**Given instruction:**
Repeat, line for line, the entries printed below.

## start Recorded information

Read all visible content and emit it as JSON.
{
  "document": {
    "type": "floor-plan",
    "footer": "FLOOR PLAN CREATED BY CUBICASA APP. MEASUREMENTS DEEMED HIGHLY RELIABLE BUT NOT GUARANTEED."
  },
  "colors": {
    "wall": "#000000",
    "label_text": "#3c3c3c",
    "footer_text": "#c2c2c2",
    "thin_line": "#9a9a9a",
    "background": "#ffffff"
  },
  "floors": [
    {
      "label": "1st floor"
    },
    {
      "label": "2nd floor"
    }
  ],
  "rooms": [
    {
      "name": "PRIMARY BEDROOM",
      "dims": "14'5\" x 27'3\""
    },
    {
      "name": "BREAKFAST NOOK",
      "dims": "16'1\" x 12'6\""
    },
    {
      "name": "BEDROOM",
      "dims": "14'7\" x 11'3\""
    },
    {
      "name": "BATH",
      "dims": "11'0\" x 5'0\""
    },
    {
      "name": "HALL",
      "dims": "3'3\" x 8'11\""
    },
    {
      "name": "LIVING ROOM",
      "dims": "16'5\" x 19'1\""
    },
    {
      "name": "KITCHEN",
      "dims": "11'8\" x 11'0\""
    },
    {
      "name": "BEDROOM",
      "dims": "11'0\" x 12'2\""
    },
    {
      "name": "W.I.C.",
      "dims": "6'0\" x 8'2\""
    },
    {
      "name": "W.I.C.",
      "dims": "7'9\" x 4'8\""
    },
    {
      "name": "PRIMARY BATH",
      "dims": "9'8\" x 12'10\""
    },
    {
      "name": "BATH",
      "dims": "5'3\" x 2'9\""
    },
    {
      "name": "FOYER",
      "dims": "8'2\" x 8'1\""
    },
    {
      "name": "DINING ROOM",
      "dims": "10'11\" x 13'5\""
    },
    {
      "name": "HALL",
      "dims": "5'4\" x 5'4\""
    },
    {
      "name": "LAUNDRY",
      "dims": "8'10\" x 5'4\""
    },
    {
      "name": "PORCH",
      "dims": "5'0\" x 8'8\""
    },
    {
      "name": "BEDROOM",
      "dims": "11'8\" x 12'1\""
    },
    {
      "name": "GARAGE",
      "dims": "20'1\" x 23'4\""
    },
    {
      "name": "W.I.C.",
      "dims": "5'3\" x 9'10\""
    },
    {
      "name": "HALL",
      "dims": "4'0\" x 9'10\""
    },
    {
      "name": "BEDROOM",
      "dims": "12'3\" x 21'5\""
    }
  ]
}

## end Recorded information

**Completed exercise:**
Read all visible content and emit it as JSON.
{
  "document": {
    "type": "floor-plan",
    "footer": "FLOOR PLAN CREATED BY CUBICASA APP. MEASUREMENTS DEEMED HIGHLY RELIABLE BUT NOT GUARANTEED."
  },
  "colors": {
    "wall": "#000000",
    "label_text": "#3c3c3c",
    "footer_text": "#c2c2c2",
    "thin_line": "#9a9a9a",
    "background": "#ffffff"
  },
  "floors": [
    {
      "label": "1st floor"
    },
    {
      "label": "2nd floor"
    }
  ],
  "rooms": [
    {
      "name": "PRIMARY BEDROOM",
      "dims": "14'5\" x 27'3\""
    },
    {
      "name": "BREAKFAST NOOK",
      "dims": "16'1\" x 12'6\""
    },
    {
      "name": "BEDROOM",
      "dims": "14'7\" x 11'3\""
    },
    {
      "name": "BATH",
      "dims": "11'0\" x 5'0\""
    },
    {
      "name": "HALL",
      "dims": "3'3\" x 8'11\""
    },
    {
      "name": "LIVING ROOM",
      "dims": "16'5\" x 19'1\""
    },
    {
      "name": "KITCHEN",
      "dims": "11'8\" x 11'0\""
    },
    {
      "name": "BEDROOM",
      "dims": "11'0\" x 12'2\""
    },
    {
      "name": "W.I.C.",
      "dims": "6'0\" x 8'2\""
    },
    {
      "name": "W.I.C.",
      "dims": "7'9\" x 4'8\""
    },
    {
      "name": "PRIMARY BATH",
      "dims": "9'8\" x 12'10\""
    },
    {
      "name": "BATH",
      "dims": "5'3\" x 2'9\""
    },
    {
      "name": "FOYER",
      "dims": "8'2\" x 8'1\""
    },
    {
      "name": "DINING ROOM",
      "dims": "10'11\" x 13'5\""
    },
    {
      "name": "HALL",
      "dims": "5'4\" x 5'4\""
    },
    {
      "name": "LAUNDRY",
      "dims": "8'10\" x 5'4\""
    },
    {
      "name": "PORCH",
      "dims": "5'0\" x 8'8\""
    },
    {
      "name": "BEDROOM",
      "dims": "11'8\" x 12'1\""
    },
    {
      "name": "GARAGE",
      "dims": "20'1\" x 23'4\""
    },
    {
      "name": "W.I.C.",
      "dims": "5'3\" x 9'10\""
    },
    {
      "name": "HALL",
      "dims": "4'0\" x 9'10\""
    },
    {
      "name": "BEDROOM",
      "dims": "12'3\" x 21'5\""
    }
  ]
}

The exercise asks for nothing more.